◆ **Given request**:
Below are some entries. Copy each line that holds the string "имеет".

[Start of Data shown]

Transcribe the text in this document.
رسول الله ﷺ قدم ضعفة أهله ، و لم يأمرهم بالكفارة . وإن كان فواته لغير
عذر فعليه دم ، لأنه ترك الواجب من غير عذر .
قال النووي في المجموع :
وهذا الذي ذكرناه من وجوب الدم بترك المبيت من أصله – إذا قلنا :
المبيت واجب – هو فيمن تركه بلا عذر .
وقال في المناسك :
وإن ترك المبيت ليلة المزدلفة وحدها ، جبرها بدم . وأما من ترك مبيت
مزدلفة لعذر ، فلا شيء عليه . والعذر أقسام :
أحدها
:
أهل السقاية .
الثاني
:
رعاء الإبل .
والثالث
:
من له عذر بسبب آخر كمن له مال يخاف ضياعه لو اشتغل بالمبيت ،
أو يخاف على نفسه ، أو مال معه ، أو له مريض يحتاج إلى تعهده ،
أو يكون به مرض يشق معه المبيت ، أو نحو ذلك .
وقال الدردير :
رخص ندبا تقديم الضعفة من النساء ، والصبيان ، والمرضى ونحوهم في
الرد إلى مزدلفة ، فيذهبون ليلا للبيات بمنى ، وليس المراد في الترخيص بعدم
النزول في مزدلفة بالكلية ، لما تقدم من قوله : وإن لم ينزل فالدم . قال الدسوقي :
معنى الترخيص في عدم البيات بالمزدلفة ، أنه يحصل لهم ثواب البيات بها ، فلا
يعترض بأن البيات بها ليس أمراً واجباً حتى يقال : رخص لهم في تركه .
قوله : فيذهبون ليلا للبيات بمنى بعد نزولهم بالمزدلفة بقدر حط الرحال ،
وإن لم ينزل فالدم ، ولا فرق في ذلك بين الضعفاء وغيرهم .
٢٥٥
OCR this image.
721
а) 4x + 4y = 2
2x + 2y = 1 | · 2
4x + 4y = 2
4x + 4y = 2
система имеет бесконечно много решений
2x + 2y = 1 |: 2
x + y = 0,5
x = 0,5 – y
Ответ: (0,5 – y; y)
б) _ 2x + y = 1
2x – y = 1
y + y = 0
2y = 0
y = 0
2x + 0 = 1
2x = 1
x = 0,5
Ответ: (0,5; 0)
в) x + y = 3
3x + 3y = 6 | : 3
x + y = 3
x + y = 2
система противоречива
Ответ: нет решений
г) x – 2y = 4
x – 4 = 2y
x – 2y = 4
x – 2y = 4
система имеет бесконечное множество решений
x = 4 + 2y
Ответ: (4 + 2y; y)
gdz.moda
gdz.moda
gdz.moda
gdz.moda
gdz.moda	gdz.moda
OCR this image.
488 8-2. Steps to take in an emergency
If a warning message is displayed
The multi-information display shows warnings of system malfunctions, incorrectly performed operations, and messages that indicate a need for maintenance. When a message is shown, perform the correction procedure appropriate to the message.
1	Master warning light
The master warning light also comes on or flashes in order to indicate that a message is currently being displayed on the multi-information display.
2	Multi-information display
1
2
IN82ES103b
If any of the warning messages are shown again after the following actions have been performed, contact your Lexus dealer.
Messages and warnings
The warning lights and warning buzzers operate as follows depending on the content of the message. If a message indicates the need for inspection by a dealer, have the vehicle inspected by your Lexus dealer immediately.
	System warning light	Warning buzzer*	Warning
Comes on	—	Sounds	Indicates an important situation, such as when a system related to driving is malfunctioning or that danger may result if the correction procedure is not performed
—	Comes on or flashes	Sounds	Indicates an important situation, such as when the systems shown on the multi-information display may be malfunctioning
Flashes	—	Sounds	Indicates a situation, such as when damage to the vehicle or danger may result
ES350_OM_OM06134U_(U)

[End of Data shown]

◆ **Written solution**:
система имеет бесконечно много решений
система имеет бесконечное множество решений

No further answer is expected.